[Element region listings]

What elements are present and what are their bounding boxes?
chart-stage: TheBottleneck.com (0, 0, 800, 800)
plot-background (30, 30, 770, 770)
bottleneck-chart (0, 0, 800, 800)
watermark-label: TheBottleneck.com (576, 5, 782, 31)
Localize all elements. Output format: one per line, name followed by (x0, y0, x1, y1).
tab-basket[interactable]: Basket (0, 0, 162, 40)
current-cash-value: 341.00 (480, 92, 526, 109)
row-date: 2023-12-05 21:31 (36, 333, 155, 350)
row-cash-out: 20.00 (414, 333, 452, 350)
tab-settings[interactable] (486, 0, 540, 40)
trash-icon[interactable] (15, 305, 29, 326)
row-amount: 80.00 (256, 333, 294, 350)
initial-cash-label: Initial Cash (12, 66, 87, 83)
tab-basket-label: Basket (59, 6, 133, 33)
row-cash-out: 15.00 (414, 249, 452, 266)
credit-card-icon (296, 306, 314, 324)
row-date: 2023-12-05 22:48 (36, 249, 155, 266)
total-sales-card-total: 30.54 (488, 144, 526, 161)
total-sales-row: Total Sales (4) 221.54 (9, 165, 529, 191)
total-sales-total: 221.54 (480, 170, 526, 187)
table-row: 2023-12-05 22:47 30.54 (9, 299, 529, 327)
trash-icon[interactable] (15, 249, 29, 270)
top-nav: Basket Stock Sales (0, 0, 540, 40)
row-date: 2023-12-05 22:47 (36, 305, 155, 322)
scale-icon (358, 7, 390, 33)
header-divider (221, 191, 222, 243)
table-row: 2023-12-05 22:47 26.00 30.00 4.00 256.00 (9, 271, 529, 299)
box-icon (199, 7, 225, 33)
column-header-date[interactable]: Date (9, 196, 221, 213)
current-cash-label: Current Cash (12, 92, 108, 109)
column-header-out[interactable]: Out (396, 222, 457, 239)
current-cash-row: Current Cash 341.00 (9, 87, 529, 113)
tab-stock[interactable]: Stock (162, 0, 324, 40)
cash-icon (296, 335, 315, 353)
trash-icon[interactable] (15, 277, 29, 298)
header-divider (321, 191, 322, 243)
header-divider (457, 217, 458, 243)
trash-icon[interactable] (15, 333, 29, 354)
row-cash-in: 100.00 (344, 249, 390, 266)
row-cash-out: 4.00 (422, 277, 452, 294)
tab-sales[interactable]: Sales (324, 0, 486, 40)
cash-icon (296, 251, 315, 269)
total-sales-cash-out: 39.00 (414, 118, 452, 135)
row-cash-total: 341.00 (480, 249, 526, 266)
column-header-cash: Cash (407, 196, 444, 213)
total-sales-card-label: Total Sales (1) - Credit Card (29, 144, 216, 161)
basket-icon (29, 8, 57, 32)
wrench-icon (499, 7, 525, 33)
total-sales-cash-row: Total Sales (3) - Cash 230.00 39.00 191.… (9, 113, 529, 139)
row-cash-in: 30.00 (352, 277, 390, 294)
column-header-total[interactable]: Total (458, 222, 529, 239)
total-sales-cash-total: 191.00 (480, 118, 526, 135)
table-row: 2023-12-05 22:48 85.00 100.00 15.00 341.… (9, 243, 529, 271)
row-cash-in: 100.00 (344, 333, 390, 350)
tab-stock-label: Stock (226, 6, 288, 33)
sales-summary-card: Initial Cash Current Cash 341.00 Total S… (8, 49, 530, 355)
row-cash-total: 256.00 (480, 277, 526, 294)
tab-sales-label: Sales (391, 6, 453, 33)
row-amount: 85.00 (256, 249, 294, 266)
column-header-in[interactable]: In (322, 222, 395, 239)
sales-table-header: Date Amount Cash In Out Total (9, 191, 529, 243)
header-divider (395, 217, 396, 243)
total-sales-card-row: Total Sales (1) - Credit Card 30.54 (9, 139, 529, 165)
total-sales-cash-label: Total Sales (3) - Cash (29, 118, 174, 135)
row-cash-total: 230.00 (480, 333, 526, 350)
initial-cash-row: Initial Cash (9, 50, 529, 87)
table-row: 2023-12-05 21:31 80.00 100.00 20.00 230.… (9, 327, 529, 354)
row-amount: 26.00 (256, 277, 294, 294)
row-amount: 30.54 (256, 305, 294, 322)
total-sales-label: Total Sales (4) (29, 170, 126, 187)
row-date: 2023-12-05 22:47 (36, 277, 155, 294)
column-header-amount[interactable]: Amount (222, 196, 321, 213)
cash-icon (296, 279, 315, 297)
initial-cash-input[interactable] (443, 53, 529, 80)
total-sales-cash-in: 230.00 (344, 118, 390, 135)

TO DO:
Format the records as a JSON list of strings, one string per line and no blank lines. Start at the beginning of the records and stop after the line containing "cash-icon (296, 251, 315, 269)".

OUTPUT OF THE EXERCISE:
[
  "What elements are present and what are their bounding boxes?",
  "chart-stage: TheBottleneck.com (0, 0, 800, 800)",
  "plot-background (30, 30, 770, 770)",
  "bottleneck-chart (0, 0, 800, 800)",
  "watermark-label: TheBottleneck.com (576, 5, 782, 31)",
  "Localize all elements. Output format: one per line, name followed by (x0, y0, x1, y1).",
  "tab-basket[interactable]: Basket (0, 0, 162, 40)",
  "current-cash-value: 341.00 (480, 92, 526, 109)",
  "row-date: 2023-12-05 21:31 (36, 333, 155, 350)",
  "row-cash-out: 20.00 (414, 333, 452, 350)",
  "tab-settings[interactable] (486, 0, 540, 40)",
  "trash-icon[interactable] (15, 305, 29, 326)",
  "row-amount: 80.00 (256, 333, 294, 350)",
  "initial-cash-label: Initial Cash (12, 66, 87, 83)",
  "tab-basket-label: Basket (59, 6, 133, 33)",
  "row-cash-out: 15.00 (414, 249, 452, 266)",
  "credit-card-icon (296, 306, 314, 324)",
  "row-date: 2023-12-05 22:48 (36, 249, 155, 266)",
  "total-sales-card-total: 30.54 (488, 144, 526, 161)",
  "total-sales-row: Total Sales (4) 221.54 (9, 165, 529, 191)",
  "total-sales-total: 221.54 (480, 170, 526, 187)",
  "table-row: 2023-12-05 22:47 30.54 (9, 299, 529, 327)",
  "trash-icon[interactable] (15, 249, 29, 270)",
  "top-nav: Basket Stock Sales (0, 0, 540, 40)",
  "row-date: 2023-12-05 22:47 (36, 305, 155, 322)",
  "scale-icon (358, 7, 390, 33)",
  "header-divider (221, 191, 222, 243)",
  "table-row: 2023-12-05 22:47 26.00 30.00 4.00 256.00 (9, 271, 529, 299)",
  "box-icon (199, 7, 225, 33)",
  "column-header-date[interactable]: Date (9, 196, 221, 213)",
  "current-cash-label: Current Cash (12, 92, 108, 109)",
  "column-header-out[interactable]: Out (396, 222, 457, 239)",
  "current-cash-row: Current Cash 341.00 (9, 87, 529, 113)",
  "tab-stock[interactable]: Stock (162, 0, 324, 40)",
  "cash-icon (296, 335, 315, 353)",
  "trash-icon[interactable] (15, 277, 29, 298)",
  "header-divider (321, 191, 322, 243)",
  "header-divider (457, 217, 458, 243)",
  "trash-icon[interactable] (15, 333, 29, 354)",
  "row-cash-in: 100.00 (344, 249, 390, 266)",
  "row-cash-out: 4.00 (422, 277, 452, 294)",
  "tab-sales[interactable]: Sales (324, 0, 486, 40)",
  "cash-icon (296, 251, 315, 269)"
]